Recorded data:
_ _ _
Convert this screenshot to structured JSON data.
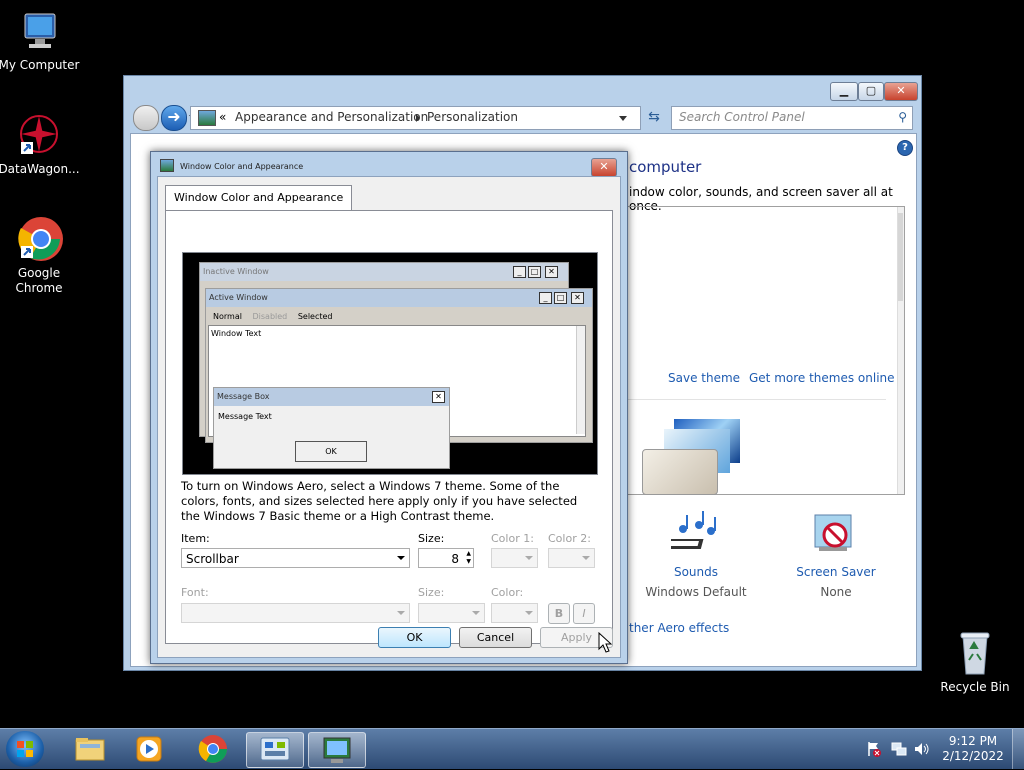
{
  "desktop": {
    "icons": [
      {
        "label": "My Computer"
      },
      {
        "label": "DataWagon..."
      },
      {
        "label": "Google Chrome"
      },
      {
        "label": "Recycle Bin"
      }
    ]
  },
  "control_panel": {
    "breadcrumb_sep": "«",
    "breadcrumb": [
      "Appearance and Personalization",
      "Personalization"
    ],
    "search_placeholder": "Search Control Panel",
    "heading_fragment": "computer",
    "subtitle_fragment": "indow color, sounds, and screen saver all at once.",
    "save_theme": "Save theme",
    "get_more_themes": "Get more themes online",
    "sounds_label": "Sounds",
    "sounds_value": "Windows Default",
    "screensaver_label": "Screen Saver",
    "screensaver_value": "None",
    "aero_link_fragment": "ther Aero effects",
    "help_glyph": "?"
  },
  "dialog": {
    "title": "Window Color and Appearance",
    "tab": "Window Color and Appearance",
    "preview": {
      "inactive_title": "Inactive Window",
      "active_title": "Active Window",
      "menu": [
        "Normal",
        "Disabled",
        "Selected"
      ],
      "window_text": "Window Text",
      "msgbox_title": "Message Box",
      "msgbox_text": "Message Text",
      "msgbox_ok": "OK"
    },
    "info_text": "To turn on Windows Aero, select a Windows 7 theme.  Some of the colors, fonts, and sizes selected here apply only if you have selected the Windows 7 Basic theme or a High Contrast theme.",
    "item_label": "Item:",
    "item_value": "Scrollbar",
    "size_label": "Size:",
    "size_value": "8",
    "color1_label": "Color 1:",
    "color2_label": "Color 2:",
    "font_label": "Font:",
    "font_size_label": "Size:",
    "font_color_label": "Color:",
    "bold_label": "B",
    "italic_label": "I",
    "ok_label": "OK",
    "cancel_label": "Cancel",
    "apply_label": "Apply"
  },
  "taskbar": {
    "time": "9:12 PM",
    "date": "2/12/2022"
  }
}
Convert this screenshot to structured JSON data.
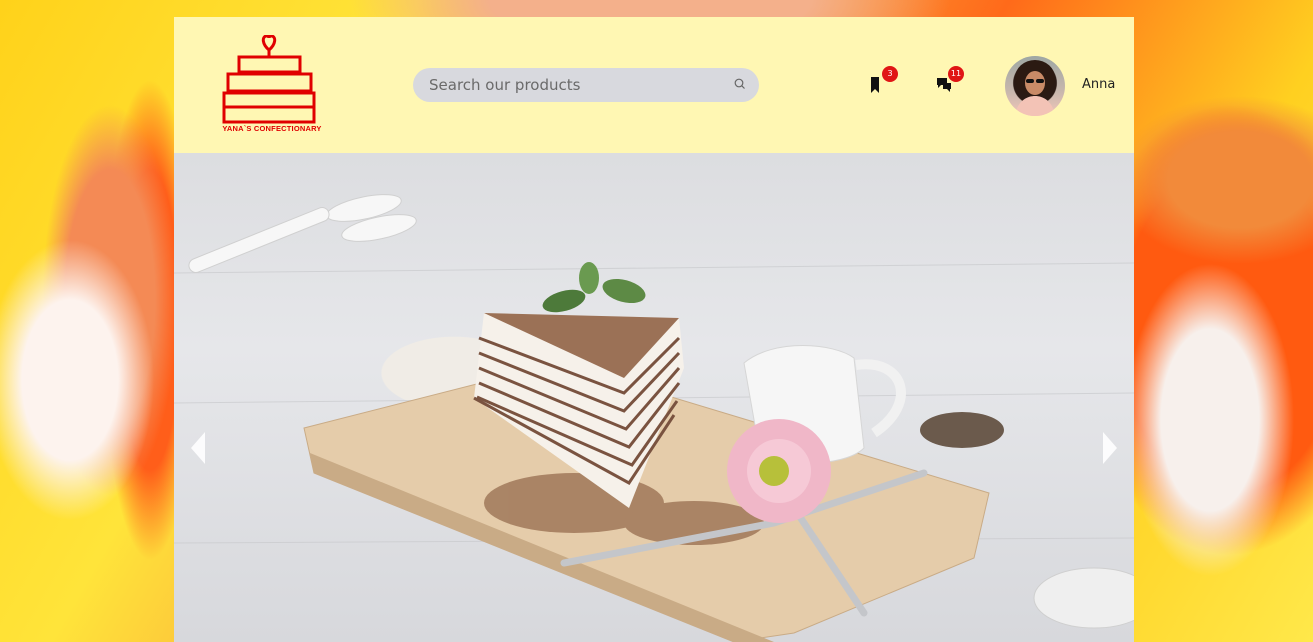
_ _ _
Each line of the data is to be duplicated exactly; pictures stay out of the copy.

Convert this screenshot to structured JSON data.
{
  "desktop": {
    "icons": [
      {
        "label": "My Computer"
      },
      {
        "label": "DataWagon..."
      },
      {
        "label": "Google Chrome"
      },
      {
        "label": "Recycle Bin"
      }
    ]
  },
  "control_panel": {
    "breadcrumb_sep": "«",
    "breadcrumb": [
      "Appearance and Personalization",
      "Personalization"
    ],
    "search_placeholder": "Search Control Panel",
    "heading_fragment": "computer",
    "subtitle_fragment": "indow color, sounds, and screen saver all at once.",
    "save_theme": "Save theme",
    "get_more_themes": "Get more themes online",
    "sounds_label": "Sounds",
    "sounds_value": "Windows Default",
    "screensaver_label": "Screen Saver",
    "screensaver_value": "None",
    "aero_link_fragment": "ther Aero effects",
    "help_glyph": "?"
  },
  "dialog": {
    "title": "Window Color and Appearance",
    "tab": "Window Color and Appearance",
    "preview": {
      "inactive_title": "Inactive Window",
      "active_title": "Active Window",
      "menu": [
        "Normal",
        "Disabled",
        "Selected"
      ],
      "window_text": "Window Text",
      "msgbox_title": "Message Box",
      "msgbox_text": "Message Text",
      "msgbox_ok": "OK"
    },
    "info_text": "To turn on Windows Aero, select a Windows 7 theme.  Some of the colors, fonts, and sizes selected here apply only if you have selected the Windows 7 Basic theme or a High Contrast theme.",
    "item_label": "Item:",
    "item_value": "Scrollbar",
    "size_label": "Size:",
    "size_value": "8",
    "color1_label": "Color 1:",
    "color2_label": "Color 2:",
    "font_label": "Font:",
    "font_size_label": "Size:",
    "font_color_label": "Color:",
    "bold_label": "B",
    "italic_label": "I",
    "ok_label": "OK",
    "cancel_label": "Cancel",
    "apply_label": "Apply"
  },
  "taskbar": {
    "time": "9:12 PM",
    "date": "2/12/2022"
  }
}
Convert this screenshot to structured JSON data.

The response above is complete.